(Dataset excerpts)
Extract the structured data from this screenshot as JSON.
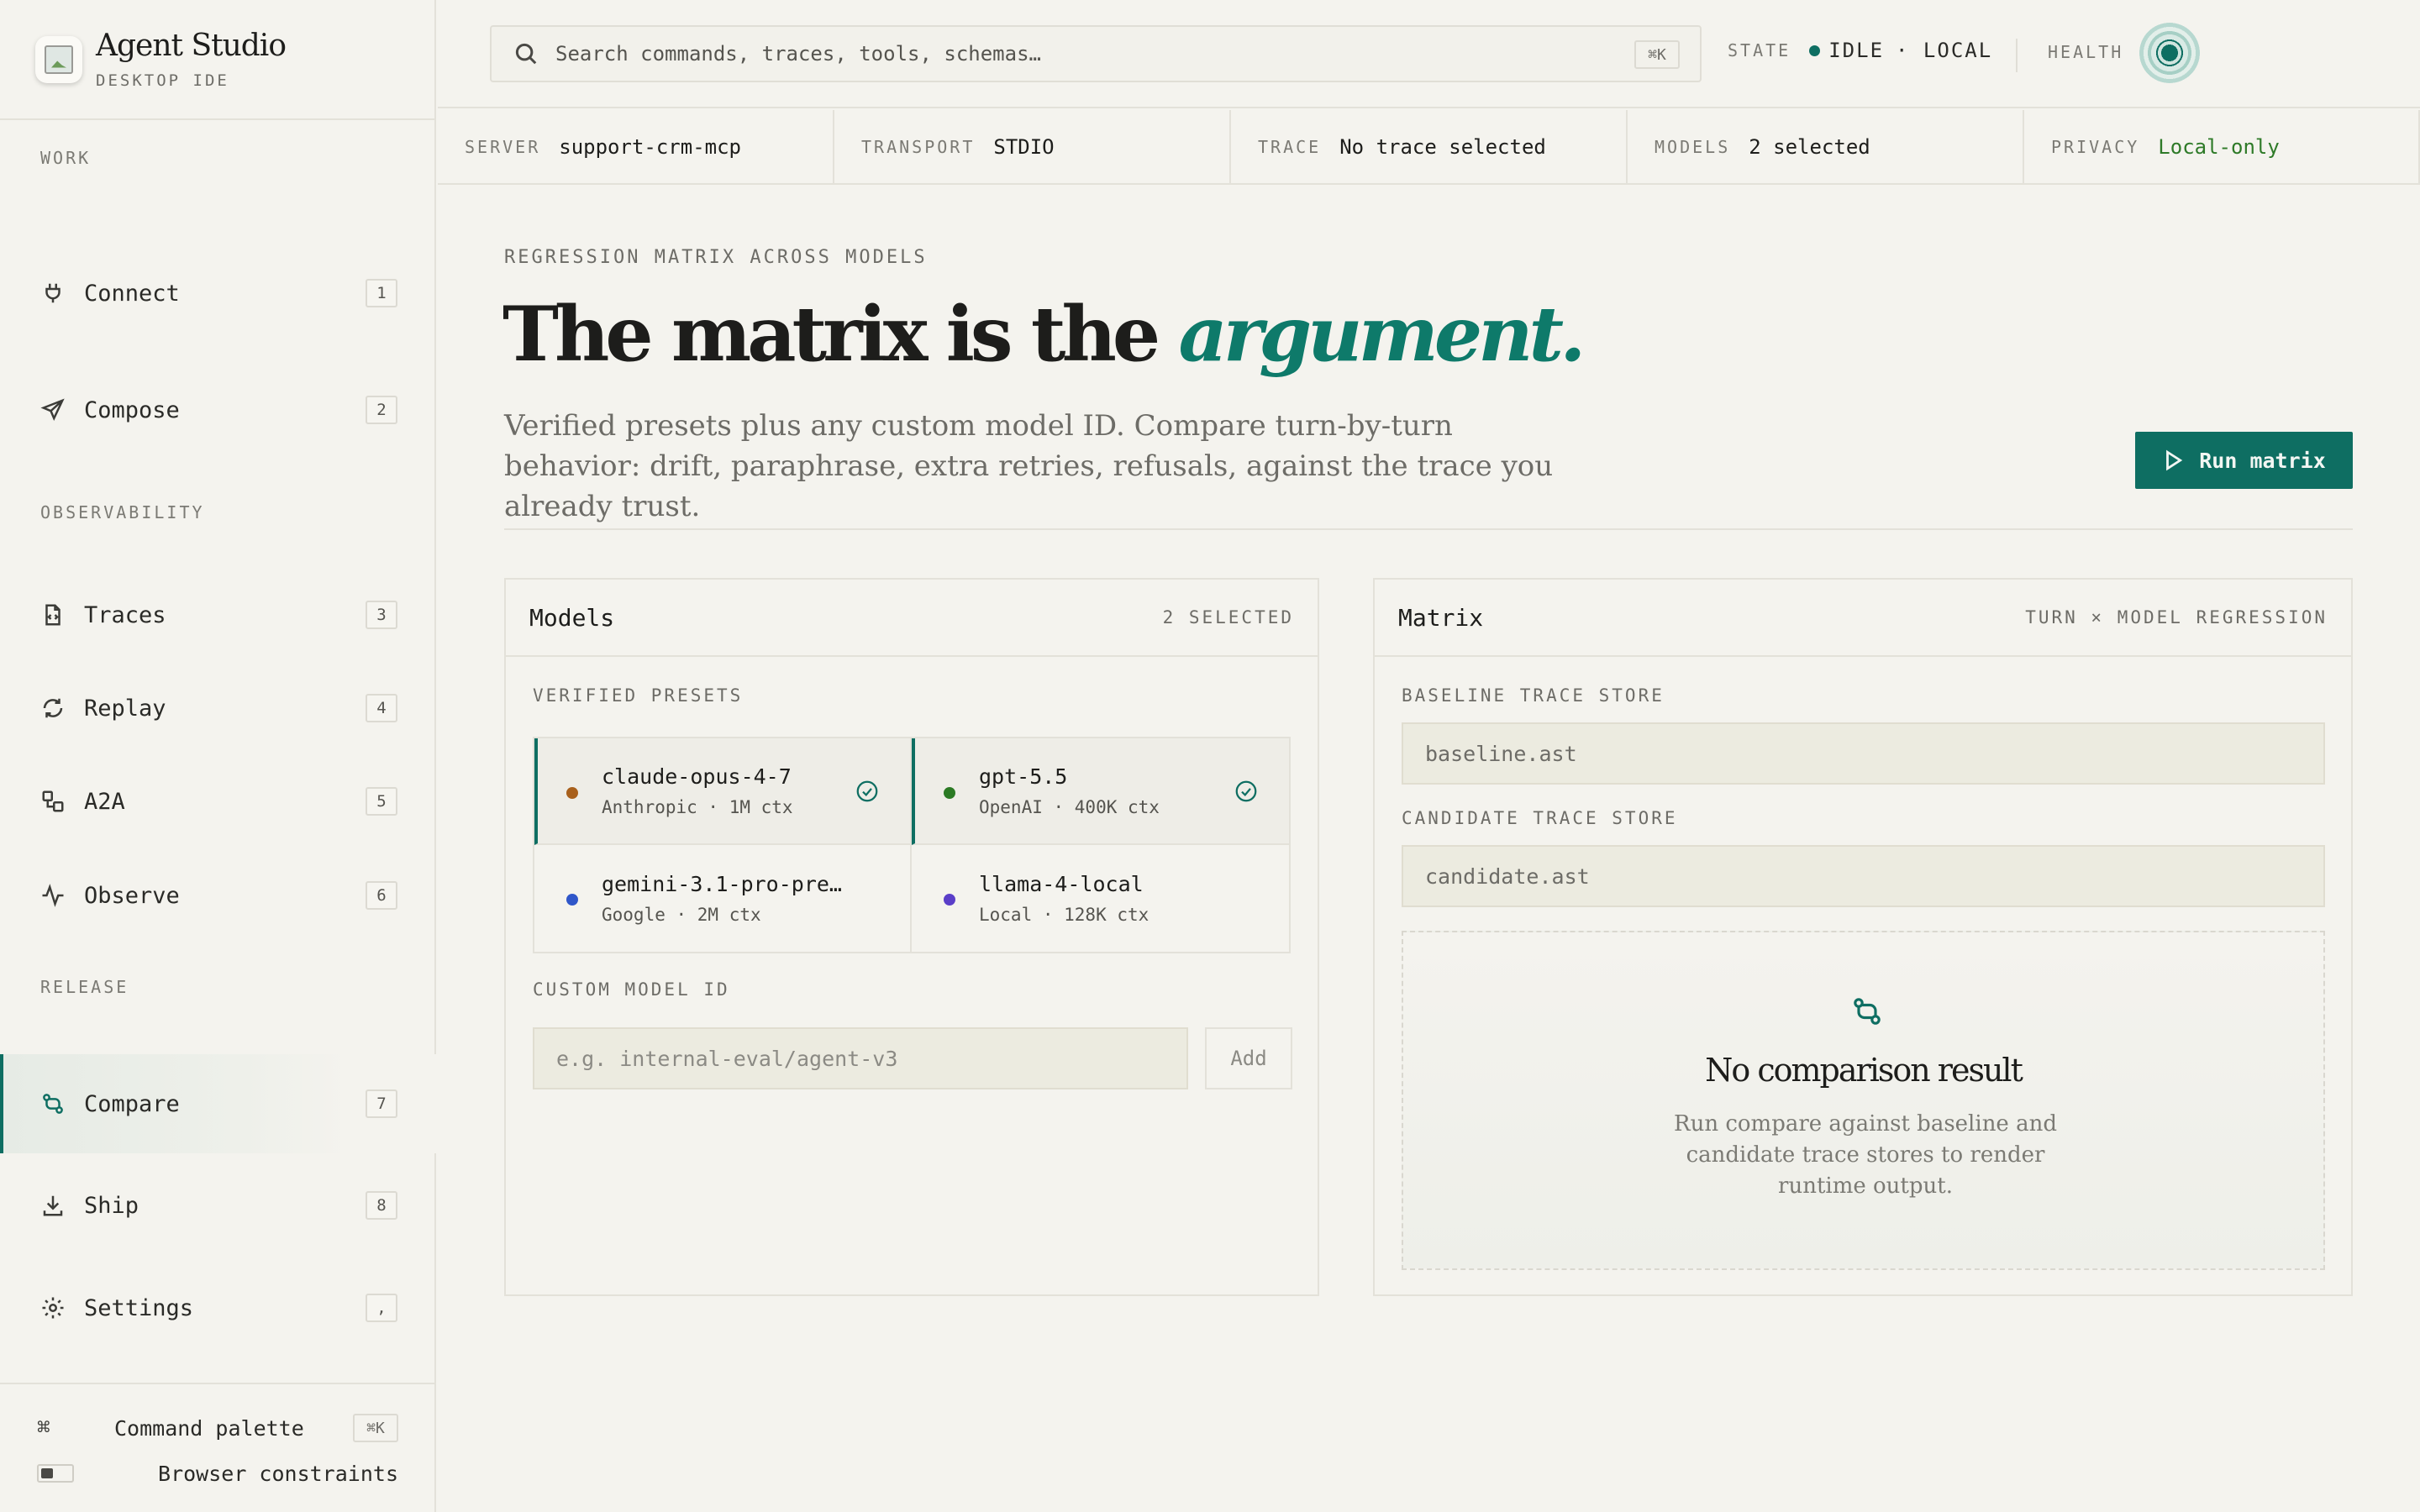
{
  "app": {
    "title": "Agent Studio",
    "subtitle": "DESKTOP IDE"
  },
  "sidebar": {
    "sections": {
      "work": "WORK",
      "observability": "OBSERVABILITY",
      "release": "RELEASE"
    },
    "items": [
      {
        "label": "Connect",
        "key": "1",
        "icon": "plug-icon"
      },
      {
        "label": "Compose",
        "key": "2",
        "icon": "send-icon"
      },
      {
        "label": "Traces",
        "key": "3",
        "icon": "file-code-icon"
      },
      {
        "label": "Replay",
        "key": "4",
        "icon": "refresh-icon"
      },
      {
        "label": "A2A",
        "key": "5",
        "icon": "a2a-shapes-icon"
      },
      {
        "label": "Observe",
        "key": "6",
        "icon": "pulse-icon"
      },
      {
        "label": "Compare",
        "key": "7",
        "icon": "git-compare-icon",
        "active": true
      },
      {
        "label": "Ship",
        "key": "8",
        "icon": "download-icon"
      },
      {
        "label": "Settings",
        "key": ",",
        "icon": "gear-icon"
      }
    ],
    "footer": {
      "command_palette": "Command palette",
      "command_key": "⌘K",
      "browser_constraints": "Browser constraints",
      "browser_constraints_on": false
    }
  },
  "topbar": {
    "search_placeholder": "Search commands, traces, tools, schemas…",
    "search_key": "⌘K",
    "state_label": "STATE",
    "state_value": "IDLE",
    "state_mode": "· LOCAL",
    "health_label": "HEALTH"
  },
  "context": [
    {
      "label": "SERVER",
      "value": "support-crm-mcp"
    },
    {
      "label": "TRANSPORT",
      "value": "STDIO"
    },
    {
      "label": "TRACE",
      "value": "No trace selected"
    },
    {
      "label": "MODELS",
      "value": "2 selected"
    },
    {
      "label": "PRIVACY",
      "value": "Local-only"
    }
  ],
  "main": {
    "kicker": "REGRESSION MATRIX ACROSS MODELS",
    "headline_plain": "The matrix is the ",
    "headline_em": "argument.",
    "lede": "Verified presets plus any custom model ID. Compare turn-by-turn behavior: drift, paraphrase, extra retries, refusals, against the trace you already trust.",
    "run_label": "Run matrix"
  },
  "models_panel": {
    "title": "Models",
    "meta": "2 SELECTED",
    "presets_label": "VERIFIED PRESETS",
    "presets": [
      {
        "name": "claude-opus-4-7",
        "meta": "Anthropic · 1M ctx",
        "dot": "#a8601c",
        "selected": true
      },
      {
        "name": "gpt-5.5",
        "meta": "OpenAI · 400K ctx",
        "dot": "#2b7a24",
        "selected": true
      },
      {
        "name": "gemini-3.1-pro-pre…",
        "meta": "Google · 2M ctx",
        "dot": "#2f56c9",
        "selected": false
      },
      {
        "name": "llama-4-local",
        "meta": "Local · 128K ctx",
        "dot": "#5a3ec8",
        "selected": false
      }
    ],
    "custom_label": "CUSTOM MODEL ID",
    "custom_placeholder": "e.g. internal-eval/agent-v3",
    "add_label": "Add"
  },
  "matrix_panel": {
    "title": "Matrix",
    "meta": "TURN × MODEL REGRESSION",
    "baseline_label": "BASELINE TRACE STORE",
    "baseline_value": "baseline.ast",
    "candidate_label": "CANDIDATE TRACE STORE",
    "candidate_value": "candidate.ast",
    "empty_title": "No comparison result",
    "empty_text": "Run compare against baseline and candidate trace stores to render runtime output."
  },
  "colors": {
    "accent": "#0e6e62",
    "accent_text": "#0e7a6a",
    "background": "#f4f3ee",
    "state_dot": "#0e6e62",
    "privacy": "#2e7a28"
  }
}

Aim
Each entry should be repeated exactly as it appears; the pictures stay out.

Reply to the exercise
Extract the structured data from this screenshot as JSON.
{
  "app": {
    "title": "Agent Studio",
    "subtitle": "DESKTOP IDE"
  },
  "sidebar": {
    "sections": {
      "work": "WORK",
      "observability": "OBSERVABILITY",
      "release": "RELEASE"
    },
    "items": [
      {
        "label": "Connect",
        "key": "1",
        "icon": "plug-icon"
      },
      {
        "label": "Compose",
        "key": "2",
        "icon": "send-icon"
      },
      {
        "label": "Traces",
        "key": "3",
        "icon": "file-code-icon"
      },
      {
        "label": "Replay",
        "key": "4",
        "icon": "refresh-icon"
      },
      {
        "label": "A2A",
        "key": "5",
        "icon": "a2a-shapes-icon"
      },
      {
        "label": "Observe",
        "key": "6",
        "icon": "pulse-icon"
      },
      {
        "label": "Compare",
        "key": "7",
        "icon": "git-compare-icon",
        "active": true
      },
      {
        "label": "Ship",
        "key": "8",
        "icon": "download-icon"
      },
      {
        "label": "Settings",
        "key": ",",
        "icon": "gear-icon"
      }
    ],
    "footer": {
      "command_palette": "Command palette",
      "command_key": "⌘K",
      "browser_constraints": "Browser constraints",
      "browser_constraints_on": false
    }
  },
  "topbar": {
    "search_placeholder": "Search commands, traces, tools, schemas…",
    "search_key": "⌘K",
    "state_label": "STATE",
    "state_value": "IDLE",
    "state_mode": "· LOCAL",
    "health_label": "HEALTH"
  },
  "context": [
    {
      "label": "SERVER",
      "value": "support-crm-mcp"
    },
    {
      "label": "TRANSPORT",
      "value": "STDIO"
    },
    {
      "label": "TRACE",
      "value": "No trace selected"
    },
    {
      "label": "MODELS",
      "value": "2 selected"
    },
    {
      "label": "PRIVACY",
      "value": "Local-only"
    }
  ],
  "main": {
    "kicker": "REGRESSION MATRIX ACROSS MODELS",
    "headline_plain": "The matrix is the ",
    "headline_em": "argument.",
    "lede": "Verified presets plus any custom model ID. Compare turn-by-turn behavior: drift, paraphrase, extra retries, refusals, against the trace you already trust.",
    "run_label": "Run matrix"
  },
  "models_panel": {
    "title": "Models",
    "meta": "2 SELECTED",
    "presets_label": "VERIFIED PRESETS",
    "presets": [
      {
        "name": "claude-opus-4-7",
        "meta": "Anthropic · 1M ctx",
        "dot": "#a8601c",
        "selected": true
      },
      {
        "name": "gpt-5.5",
        "meta": "OpenAI · 400K ctx",
        "dot": "#2b7a24",
        "selected": true
      },
      {
        "name": "gemini-3.1-pro-pre…",
        "meta": "Google · 2M ctx",
        "dot": "#2f56c9",
        "selected": false
      },
      {
        "name": "llama-4-local",
        "meta": "Local · 128K ctx",
        "dot": "#5a3ec8",
        "selected": false
      }
    ],
    "custom_label": "CUSTOM MODEL ID",
    "custom_placeholder": "e.g. internal-eval/agent-v3",
    "add_label": "Add"
  },
  "matrix_panel": {
    "title": "Matrix",
    "meta": "TURN × MODEL REGRESSION",
    "baseline_label": "BASELINE TRACE STORE",
    "baseline_value": "baseline.ast",
    "candidate_label": "CANDIDATE TRACE STORE",
    "candidate_value": "candidate.ast",
    "empty_title": "No comparison result",
    "empty_text": "Run compare against baseline and candidate trace stores to render runtime output."
  },
  "colors": {
    "accent": "#0e6e62",
    "accent_text": "#0e7a6a",
    "background": "#f4f3ee",
    "state_dot": "#0e6e62",
    "privacy": "#2e7a28"
  }
}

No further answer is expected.